#### Given records ####

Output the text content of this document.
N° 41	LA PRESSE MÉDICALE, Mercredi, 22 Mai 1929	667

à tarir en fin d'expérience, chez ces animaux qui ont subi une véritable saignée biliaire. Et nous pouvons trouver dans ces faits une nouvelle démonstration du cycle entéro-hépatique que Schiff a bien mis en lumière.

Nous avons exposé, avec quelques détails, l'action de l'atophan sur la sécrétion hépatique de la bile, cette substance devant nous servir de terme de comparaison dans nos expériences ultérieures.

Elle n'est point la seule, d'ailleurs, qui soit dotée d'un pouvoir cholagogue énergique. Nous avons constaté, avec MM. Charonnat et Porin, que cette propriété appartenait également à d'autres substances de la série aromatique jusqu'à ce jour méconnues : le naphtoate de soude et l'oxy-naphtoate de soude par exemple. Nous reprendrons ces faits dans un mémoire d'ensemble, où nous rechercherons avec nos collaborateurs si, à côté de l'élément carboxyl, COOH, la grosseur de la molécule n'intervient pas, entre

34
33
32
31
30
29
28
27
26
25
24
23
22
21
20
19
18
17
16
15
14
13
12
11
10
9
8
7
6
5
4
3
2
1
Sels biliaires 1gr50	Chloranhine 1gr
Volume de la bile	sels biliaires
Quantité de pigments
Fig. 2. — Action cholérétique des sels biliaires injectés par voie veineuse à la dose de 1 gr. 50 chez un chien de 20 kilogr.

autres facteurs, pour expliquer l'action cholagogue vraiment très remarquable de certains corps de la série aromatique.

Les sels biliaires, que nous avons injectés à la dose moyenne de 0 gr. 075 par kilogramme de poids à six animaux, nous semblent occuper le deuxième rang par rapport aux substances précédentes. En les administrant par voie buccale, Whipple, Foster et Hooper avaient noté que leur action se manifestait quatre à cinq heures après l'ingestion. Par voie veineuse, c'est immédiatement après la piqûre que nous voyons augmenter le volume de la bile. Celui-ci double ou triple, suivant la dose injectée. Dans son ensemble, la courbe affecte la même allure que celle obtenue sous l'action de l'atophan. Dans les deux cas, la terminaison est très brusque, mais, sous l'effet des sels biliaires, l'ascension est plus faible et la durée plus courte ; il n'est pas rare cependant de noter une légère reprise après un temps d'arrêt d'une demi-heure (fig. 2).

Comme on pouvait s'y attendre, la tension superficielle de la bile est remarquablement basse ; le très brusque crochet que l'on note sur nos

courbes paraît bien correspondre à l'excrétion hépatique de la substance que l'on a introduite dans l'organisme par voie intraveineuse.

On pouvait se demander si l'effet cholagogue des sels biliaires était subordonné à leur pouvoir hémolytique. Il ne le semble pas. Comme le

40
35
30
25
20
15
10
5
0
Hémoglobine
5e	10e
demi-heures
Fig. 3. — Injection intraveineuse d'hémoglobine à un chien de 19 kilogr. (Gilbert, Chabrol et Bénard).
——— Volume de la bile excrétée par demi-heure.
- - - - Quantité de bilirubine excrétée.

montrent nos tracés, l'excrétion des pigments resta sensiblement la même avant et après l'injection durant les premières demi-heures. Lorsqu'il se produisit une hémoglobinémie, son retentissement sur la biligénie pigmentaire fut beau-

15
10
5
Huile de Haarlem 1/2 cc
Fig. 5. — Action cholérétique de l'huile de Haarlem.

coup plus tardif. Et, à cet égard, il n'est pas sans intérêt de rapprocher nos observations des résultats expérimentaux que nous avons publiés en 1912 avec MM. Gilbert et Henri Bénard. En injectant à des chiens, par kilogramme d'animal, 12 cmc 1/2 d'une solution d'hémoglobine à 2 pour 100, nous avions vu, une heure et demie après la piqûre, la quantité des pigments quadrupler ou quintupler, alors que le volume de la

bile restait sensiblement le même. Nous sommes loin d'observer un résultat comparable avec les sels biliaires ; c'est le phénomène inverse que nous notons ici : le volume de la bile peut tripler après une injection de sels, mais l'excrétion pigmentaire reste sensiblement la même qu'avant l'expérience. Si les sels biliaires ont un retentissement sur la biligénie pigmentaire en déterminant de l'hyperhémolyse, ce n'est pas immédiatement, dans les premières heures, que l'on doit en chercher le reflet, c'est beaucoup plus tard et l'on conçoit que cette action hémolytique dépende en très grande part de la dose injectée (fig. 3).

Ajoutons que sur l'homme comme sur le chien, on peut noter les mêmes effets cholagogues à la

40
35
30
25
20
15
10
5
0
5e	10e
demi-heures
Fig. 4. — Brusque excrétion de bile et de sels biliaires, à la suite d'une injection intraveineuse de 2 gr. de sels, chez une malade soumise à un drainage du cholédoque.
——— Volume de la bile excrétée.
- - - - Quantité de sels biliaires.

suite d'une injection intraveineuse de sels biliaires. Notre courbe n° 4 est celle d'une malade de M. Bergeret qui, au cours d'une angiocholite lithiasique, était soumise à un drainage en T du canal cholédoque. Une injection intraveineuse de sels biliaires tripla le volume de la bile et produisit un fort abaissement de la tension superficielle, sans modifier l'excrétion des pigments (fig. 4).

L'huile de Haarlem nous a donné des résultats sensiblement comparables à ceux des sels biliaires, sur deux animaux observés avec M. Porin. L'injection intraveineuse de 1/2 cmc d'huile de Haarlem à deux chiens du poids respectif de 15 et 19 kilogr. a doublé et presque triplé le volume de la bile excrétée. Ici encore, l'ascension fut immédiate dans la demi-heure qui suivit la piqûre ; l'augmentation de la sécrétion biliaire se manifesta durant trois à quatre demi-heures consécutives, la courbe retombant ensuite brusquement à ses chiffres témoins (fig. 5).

####

Exercise brief ▸ Filter the records above and return every line that holds the word "pouvait".

Written solution ▸
Comme on pouvait s'y attendre, la tension superficielle de la bile est remarquablement basse ; le très brusque crochet que l'on note sur nos
On pouvait se demander si l'effet cholagogue des sels biliaires était subordonné à leur pouvoir hémolytique. Il ne le semble pas. Comme le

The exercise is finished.